Record extracts
::::::
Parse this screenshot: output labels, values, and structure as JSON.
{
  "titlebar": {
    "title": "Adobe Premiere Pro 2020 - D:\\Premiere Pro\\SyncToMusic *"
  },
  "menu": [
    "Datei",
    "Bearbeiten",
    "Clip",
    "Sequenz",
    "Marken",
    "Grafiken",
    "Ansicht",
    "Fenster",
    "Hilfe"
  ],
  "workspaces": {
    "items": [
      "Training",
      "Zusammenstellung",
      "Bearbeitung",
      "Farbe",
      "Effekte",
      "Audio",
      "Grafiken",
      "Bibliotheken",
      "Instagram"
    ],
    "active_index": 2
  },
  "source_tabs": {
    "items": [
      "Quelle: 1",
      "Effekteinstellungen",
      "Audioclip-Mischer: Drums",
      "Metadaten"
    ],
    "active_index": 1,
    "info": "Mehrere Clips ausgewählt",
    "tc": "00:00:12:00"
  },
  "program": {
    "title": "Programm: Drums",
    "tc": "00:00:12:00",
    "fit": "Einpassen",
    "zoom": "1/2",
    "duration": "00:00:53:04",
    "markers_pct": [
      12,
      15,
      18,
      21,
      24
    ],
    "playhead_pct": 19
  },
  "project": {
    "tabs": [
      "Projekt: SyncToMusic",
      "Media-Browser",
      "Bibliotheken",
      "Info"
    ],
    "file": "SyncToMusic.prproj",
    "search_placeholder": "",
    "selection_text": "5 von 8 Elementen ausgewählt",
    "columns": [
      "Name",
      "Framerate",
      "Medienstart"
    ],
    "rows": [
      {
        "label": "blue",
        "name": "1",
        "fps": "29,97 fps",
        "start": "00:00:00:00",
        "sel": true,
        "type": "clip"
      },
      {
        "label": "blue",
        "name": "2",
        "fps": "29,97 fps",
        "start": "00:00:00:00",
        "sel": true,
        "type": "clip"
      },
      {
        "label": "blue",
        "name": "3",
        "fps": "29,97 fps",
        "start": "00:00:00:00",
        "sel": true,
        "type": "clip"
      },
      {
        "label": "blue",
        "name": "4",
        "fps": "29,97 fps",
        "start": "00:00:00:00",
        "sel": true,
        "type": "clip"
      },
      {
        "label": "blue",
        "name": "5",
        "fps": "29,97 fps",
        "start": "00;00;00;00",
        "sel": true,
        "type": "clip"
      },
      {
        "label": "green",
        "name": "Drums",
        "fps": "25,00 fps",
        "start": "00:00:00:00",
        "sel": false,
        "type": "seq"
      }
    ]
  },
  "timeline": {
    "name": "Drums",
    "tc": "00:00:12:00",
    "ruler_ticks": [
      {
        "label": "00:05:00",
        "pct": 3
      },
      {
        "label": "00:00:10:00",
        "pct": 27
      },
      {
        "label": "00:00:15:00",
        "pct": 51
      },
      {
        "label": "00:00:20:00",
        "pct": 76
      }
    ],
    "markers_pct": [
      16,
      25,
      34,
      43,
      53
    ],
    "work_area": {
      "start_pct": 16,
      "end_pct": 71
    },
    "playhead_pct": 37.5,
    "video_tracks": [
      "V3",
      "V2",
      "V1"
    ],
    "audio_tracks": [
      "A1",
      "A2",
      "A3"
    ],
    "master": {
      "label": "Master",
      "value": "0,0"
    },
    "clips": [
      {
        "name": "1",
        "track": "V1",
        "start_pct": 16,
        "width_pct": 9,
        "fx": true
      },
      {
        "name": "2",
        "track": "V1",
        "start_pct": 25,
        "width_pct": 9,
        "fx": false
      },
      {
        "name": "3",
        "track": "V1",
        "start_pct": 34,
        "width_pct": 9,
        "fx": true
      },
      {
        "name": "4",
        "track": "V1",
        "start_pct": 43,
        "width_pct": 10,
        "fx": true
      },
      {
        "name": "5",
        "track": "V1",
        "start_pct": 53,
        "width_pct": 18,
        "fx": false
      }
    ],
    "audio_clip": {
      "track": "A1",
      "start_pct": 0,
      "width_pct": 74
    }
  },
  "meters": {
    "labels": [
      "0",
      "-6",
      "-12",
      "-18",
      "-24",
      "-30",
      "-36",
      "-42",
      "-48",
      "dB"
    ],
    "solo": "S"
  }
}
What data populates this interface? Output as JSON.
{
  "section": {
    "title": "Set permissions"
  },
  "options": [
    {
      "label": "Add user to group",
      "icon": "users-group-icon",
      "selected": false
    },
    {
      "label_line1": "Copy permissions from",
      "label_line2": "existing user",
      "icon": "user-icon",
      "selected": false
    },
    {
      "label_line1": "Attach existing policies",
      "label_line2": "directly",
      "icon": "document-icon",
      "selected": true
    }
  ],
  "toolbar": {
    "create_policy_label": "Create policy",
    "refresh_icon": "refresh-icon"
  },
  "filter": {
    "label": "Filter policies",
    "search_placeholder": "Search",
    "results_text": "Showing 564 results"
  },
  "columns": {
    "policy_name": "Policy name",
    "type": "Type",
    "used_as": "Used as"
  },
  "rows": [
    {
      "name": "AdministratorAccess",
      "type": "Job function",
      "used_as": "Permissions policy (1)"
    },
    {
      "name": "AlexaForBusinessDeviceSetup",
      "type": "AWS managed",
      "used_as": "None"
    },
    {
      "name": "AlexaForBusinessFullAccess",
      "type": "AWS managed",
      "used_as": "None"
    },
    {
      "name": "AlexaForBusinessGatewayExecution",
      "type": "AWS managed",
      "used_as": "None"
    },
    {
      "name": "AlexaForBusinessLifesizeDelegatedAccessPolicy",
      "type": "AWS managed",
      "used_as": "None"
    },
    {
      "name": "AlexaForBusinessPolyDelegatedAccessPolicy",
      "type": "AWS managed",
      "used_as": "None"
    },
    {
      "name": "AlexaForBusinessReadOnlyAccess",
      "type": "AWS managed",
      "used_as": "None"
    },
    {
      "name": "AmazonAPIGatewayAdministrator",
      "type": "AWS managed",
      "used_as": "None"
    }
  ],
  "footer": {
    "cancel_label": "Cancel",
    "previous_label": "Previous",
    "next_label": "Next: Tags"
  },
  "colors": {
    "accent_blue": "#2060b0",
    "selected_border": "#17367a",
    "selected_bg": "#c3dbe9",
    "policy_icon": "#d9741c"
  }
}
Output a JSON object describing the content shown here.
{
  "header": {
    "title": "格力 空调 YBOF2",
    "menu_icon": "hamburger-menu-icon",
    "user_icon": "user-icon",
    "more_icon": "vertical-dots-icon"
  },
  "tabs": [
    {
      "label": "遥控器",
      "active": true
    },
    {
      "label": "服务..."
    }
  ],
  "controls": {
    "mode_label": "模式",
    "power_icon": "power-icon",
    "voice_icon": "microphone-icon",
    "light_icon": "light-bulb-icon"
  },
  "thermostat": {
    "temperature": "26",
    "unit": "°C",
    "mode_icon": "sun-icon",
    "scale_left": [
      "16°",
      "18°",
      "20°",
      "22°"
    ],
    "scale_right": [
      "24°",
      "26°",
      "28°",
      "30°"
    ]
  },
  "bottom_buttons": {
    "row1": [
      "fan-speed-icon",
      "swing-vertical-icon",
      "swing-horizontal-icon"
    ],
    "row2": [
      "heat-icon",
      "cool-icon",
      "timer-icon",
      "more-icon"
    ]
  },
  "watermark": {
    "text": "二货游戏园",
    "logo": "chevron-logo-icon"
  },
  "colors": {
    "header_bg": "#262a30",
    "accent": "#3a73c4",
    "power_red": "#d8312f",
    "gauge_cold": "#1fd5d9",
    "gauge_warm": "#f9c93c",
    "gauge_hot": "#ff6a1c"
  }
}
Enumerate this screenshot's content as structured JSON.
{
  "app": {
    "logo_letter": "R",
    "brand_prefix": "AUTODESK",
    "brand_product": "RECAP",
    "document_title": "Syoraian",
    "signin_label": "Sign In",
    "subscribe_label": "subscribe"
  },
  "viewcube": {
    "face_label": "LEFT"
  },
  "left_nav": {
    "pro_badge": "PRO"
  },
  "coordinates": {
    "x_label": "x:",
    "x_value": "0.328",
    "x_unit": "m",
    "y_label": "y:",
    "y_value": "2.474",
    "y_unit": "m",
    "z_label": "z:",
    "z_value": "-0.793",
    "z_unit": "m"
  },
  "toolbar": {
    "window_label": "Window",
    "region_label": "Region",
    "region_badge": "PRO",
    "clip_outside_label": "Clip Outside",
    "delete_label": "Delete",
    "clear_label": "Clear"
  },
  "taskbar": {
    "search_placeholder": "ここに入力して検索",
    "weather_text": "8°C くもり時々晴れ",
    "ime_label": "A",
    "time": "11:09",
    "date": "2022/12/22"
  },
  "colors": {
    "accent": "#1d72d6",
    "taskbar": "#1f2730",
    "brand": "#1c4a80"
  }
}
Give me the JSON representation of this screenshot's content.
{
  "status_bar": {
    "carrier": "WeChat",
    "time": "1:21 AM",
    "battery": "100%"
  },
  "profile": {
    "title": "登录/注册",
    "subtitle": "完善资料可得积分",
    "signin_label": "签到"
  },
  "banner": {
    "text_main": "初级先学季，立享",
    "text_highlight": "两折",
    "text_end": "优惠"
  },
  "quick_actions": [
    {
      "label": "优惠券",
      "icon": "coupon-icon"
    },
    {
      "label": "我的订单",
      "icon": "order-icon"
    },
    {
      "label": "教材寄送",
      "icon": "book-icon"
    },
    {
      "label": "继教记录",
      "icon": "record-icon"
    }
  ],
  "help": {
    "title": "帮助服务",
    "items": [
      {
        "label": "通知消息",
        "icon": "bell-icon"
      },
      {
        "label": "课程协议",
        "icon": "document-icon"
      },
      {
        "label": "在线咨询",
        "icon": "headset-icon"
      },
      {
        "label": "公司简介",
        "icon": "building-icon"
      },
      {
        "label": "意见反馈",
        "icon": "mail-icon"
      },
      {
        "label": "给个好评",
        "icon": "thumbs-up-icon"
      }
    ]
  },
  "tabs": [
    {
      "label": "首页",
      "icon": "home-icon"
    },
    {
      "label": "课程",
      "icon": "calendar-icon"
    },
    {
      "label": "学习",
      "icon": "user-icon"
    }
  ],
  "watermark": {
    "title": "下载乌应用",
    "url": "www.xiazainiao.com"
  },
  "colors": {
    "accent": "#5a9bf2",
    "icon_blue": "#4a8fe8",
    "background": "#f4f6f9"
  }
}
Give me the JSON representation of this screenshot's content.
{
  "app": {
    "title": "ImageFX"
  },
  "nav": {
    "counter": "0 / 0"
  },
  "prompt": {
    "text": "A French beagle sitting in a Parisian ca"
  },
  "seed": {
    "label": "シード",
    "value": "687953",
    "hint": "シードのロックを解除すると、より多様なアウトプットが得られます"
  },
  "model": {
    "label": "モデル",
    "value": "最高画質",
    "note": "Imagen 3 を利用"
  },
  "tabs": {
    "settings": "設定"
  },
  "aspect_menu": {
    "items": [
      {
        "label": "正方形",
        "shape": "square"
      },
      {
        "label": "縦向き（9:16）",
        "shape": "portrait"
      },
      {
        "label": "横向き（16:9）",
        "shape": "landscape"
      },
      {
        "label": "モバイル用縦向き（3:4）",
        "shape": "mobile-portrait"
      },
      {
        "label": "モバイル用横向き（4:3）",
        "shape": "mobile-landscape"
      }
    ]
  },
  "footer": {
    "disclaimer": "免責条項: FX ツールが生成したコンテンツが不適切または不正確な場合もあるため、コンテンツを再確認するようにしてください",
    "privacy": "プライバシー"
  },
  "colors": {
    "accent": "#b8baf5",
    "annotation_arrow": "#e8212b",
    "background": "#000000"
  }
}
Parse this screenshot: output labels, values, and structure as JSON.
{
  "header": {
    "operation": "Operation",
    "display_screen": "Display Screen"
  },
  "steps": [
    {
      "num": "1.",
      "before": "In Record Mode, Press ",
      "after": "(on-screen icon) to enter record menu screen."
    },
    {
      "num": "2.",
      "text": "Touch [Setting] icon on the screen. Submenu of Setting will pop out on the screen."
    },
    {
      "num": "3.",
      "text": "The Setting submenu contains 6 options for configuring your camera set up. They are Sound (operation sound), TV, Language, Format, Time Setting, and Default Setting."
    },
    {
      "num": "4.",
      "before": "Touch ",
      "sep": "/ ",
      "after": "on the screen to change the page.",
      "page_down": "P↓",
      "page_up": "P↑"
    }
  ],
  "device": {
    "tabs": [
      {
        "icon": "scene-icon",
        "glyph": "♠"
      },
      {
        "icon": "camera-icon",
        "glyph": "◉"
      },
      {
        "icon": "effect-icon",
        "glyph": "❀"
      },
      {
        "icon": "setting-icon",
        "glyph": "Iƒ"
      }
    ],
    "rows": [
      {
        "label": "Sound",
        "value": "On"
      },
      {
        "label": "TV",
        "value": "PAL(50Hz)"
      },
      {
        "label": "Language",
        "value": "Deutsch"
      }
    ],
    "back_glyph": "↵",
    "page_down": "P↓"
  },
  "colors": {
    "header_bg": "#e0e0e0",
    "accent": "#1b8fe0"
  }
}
::::::
Written problem
Pull out every line above that holds the word "options".

Exercise output
  "options": [
      "text": "The Setting submenu contains 6 options for configuring your camera set up. They are Sound (operation sound), TV, Language, Format, Time Setting, and Default Setting."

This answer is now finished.